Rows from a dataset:
+===+

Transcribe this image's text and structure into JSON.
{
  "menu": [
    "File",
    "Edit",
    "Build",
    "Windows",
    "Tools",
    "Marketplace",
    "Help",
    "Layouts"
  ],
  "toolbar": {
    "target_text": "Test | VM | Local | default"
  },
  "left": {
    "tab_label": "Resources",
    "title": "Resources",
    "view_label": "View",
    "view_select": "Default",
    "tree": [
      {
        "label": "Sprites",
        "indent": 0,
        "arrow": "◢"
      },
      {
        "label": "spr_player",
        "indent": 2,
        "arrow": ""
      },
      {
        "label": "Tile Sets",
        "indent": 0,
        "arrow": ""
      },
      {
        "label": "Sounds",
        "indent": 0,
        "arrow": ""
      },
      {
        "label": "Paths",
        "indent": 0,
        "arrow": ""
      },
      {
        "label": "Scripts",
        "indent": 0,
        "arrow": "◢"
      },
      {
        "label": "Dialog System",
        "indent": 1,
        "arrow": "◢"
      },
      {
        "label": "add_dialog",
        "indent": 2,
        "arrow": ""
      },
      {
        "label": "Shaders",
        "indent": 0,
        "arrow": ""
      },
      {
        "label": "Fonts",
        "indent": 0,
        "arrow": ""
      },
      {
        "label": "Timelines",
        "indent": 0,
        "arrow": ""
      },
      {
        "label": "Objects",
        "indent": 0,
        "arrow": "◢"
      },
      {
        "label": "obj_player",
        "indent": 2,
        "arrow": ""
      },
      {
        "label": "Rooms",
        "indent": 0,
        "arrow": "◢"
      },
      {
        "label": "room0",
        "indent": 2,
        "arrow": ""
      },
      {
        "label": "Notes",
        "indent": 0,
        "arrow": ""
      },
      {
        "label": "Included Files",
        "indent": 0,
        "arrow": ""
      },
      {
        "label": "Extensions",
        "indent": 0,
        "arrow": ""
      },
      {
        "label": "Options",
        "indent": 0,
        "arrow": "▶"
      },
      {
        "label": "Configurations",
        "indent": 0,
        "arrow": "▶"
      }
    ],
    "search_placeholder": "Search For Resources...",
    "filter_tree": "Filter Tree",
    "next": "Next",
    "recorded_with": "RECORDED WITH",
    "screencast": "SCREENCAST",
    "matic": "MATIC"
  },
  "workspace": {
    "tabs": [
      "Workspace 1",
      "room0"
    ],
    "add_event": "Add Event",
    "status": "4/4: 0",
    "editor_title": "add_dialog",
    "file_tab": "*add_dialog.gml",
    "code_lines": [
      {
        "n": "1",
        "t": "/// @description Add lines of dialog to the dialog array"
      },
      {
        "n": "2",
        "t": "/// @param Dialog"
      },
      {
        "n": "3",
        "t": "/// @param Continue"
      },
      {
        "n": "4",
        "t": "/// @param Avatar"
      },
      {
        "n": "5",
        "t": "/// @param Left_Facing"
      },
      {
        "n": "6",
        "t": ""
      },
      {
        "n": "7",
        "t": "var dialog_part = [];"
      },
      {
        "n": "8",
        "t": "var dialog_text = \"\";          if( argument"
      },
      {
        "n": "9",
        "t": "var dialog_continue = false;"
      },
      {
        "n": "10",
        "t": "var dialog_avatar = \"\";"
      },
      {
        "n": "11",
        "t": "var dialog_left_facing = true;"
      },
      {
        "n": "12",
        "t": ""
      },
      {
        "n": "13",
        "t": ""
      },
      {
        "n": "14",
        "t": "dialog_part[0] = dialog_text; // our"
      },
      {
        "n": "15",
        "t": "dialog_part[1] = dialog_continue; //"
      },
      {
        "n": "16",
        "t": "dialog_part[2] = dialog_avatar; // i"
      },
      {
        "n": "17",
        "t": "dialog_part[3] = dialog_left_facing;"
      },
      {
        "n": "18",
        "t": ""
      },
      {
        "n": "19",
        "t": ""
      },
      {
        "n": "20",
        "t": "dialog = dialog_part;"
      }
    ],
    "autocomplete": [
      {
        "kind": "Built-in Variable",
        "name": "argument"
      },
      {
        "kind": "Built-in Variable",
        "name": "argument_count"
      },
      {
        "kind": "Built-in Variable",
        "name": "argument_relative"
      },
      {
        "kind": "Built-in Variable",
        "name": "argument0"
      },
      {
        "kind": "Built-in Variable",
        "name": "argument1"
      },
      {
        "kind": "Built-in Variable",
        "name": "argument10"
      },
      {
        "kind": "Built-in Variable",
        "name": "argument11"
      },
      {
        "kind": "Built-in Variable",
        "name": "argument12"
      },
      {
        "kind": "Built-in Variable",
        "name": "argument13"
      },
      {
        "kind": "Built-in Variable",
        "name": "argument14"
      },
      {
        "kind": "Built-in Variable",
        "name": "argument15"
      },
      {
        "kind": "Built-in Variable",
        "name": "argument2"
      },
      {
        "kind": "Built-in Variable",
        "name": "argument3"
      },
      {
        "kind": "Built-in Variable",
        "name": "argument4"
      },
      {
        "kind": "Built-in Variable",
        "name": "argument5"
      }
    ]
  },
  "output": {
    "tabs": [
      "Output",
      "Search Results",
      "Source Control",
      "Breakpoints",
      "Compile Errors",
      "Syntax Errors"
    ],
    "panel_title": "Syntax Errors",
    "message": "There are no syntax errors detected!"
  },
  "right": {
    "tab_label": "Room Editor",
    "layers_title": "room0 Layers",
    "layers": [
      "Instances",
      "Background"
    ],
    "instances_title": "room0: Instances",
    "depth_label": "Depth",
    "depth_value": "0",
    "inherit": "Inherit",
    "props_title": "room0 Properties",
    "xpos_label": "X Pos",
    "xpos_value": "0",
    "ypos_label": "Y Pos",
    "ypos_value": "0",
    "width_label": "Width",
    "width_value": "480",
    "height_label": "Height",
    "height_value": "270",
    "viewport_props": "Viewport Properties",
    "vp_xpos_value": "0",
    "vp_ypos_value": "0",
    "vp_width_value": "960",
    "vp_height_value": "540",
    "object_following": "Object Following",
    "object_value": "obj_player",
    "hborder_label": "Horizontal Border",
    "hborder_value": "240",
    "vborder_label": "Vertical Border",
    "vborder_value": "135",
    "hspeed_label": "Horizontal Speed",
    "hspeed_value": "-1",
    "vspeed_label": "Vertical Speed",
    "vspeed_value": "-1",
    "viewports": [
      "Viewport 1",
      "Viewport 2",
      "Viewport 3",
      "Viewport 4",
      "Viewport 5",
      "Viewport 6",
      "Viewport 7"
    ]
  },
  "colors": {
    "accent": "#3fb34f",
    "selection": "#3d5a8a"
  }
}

+===+

**What the task requires**
From the listing above, collect every line that mentions the word "Search".

**Task solution**
    "search_placeholder": "Search For Resources...",
      "Search Results",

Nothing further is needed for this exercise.